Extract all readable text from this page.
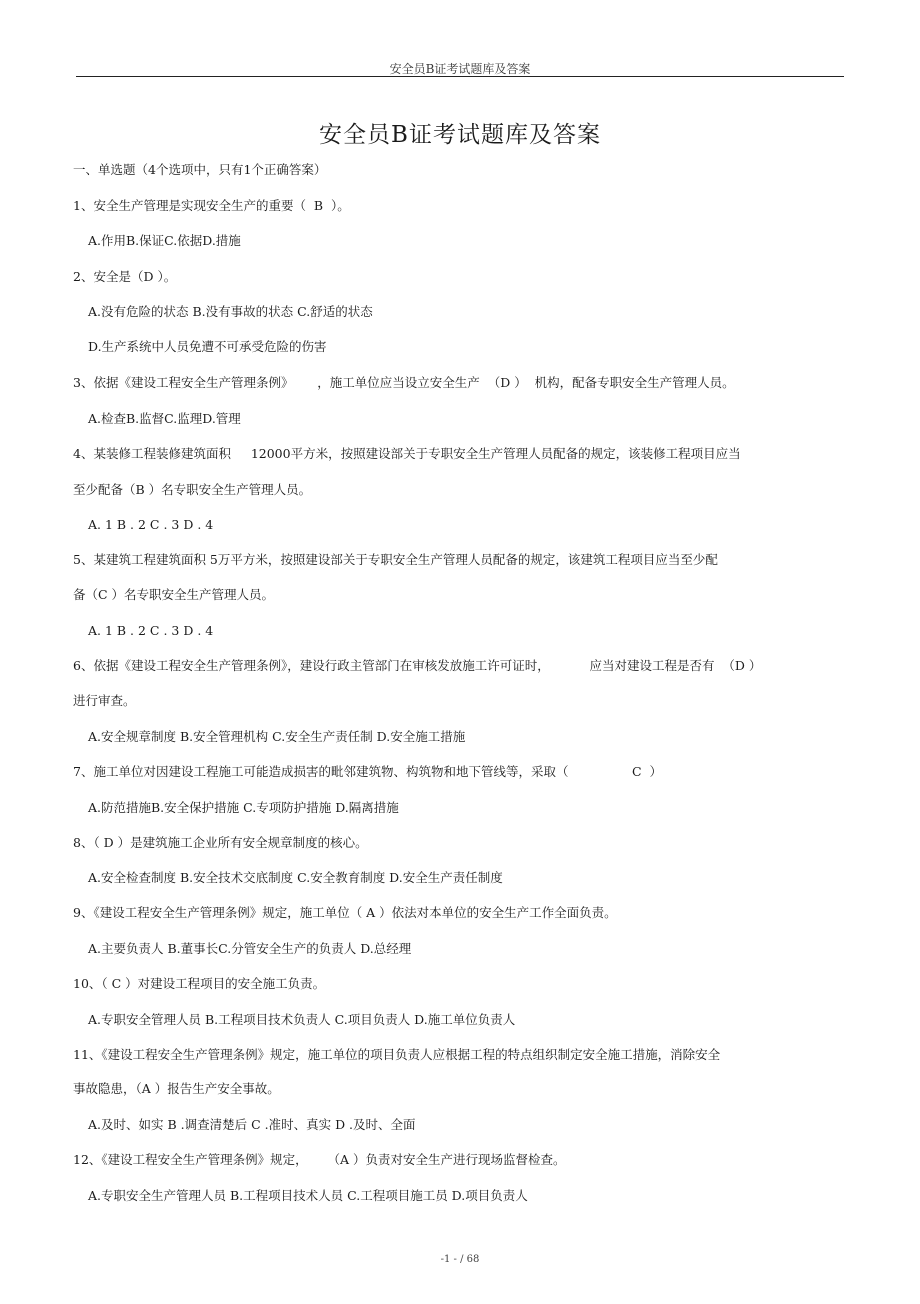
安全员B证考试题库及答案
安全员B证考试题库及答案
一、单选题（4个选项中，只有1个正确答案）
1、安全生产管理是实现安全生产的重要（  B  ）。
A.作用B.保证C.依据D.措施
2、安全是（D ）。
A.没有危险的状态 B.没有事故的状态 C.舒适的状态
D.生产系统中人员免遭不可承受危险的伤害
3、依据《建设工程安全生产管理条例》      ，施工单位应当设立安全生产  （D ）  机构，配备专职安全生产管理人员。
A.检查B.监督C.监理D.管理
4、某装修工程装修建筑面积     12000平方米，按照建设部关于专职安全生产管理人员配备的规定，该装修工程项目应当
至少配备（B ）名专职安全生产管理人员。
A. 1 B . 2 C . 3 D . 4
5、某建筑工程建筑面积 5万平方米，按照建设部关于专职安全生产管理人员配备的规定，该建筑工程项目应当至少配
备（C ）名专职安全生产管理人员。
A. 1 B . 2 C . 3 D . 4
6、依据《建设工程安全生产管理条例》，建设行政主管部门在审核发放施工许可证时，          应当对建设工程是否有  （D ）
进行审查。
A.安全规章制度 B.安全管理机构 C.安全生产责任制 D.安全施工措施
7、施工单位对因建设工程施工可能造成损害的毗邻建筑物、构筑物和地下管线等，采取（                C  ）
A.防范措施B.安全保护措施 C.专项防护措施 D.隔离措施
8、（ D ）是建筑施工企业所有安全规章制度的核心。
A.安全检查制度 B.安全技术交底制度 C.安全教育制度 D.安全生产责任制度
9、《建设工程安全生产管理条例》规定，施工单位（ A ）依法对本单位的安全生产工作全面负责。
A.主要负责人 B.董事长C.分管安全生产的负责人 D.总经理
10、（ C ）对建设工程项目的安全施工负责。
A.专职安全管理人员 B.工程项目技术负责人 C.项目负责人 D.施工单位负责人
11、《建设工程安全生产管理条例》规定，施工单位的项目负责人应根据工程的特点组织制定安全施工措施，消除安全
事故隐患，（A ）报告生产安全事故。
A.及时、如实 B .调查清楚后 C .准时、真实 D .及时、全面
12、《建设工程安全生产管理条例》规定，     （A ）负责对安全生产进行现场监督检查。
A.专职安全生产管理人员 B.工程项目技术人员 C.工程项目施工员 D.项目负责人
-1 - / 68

□ □ □ □ □ □ □

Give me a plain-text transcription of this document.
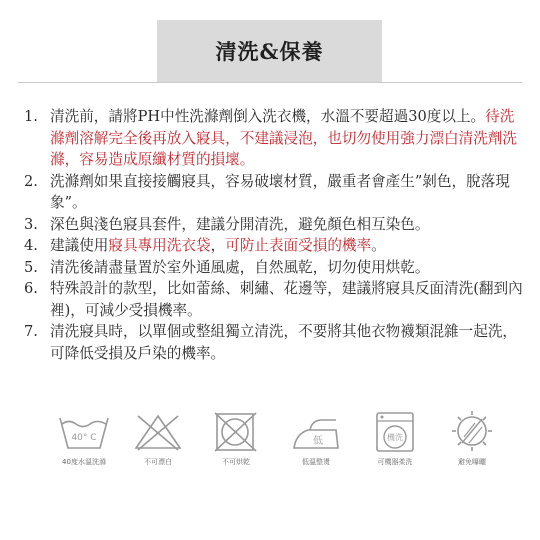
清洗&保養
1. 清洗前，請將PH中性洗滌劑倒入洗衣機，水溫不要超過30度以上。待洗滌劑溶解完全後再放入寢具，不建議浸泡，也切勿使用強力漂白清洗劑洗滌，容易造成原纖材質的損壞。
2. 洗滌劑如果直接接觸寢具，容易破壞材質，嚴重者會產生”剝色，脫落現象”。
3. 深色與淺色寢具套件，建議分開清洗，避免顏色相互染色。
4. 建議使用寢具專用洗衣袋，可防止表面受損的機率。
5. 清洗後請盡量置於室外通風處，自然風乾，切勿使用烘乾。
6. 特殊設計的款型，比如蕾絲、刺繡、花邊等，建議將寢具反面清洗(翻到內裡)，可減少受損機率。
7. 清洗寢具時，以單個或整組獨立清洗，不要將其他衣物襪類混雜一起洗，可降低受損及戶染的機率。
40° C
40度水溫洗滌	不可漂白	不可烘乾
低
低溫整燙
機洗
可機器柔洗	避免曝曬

□ □ □ □ □ □ □

*TASK DESCRIPTION*
Copy all lines from the material that contain "按照建设部关于专职安全生产管理人员配备的规定".

*WRITTEN ANSWER*
4、某装修工程装修建筑面积     12000平方米，按照建设部关于专职安全生产管理人员配备的规定，该装修工程项目应当
5、某建筑工程建筑面积 5万平方米，按照建设部关于专职安全生产管理人员配备的规定，该建筑工程项目应当至少配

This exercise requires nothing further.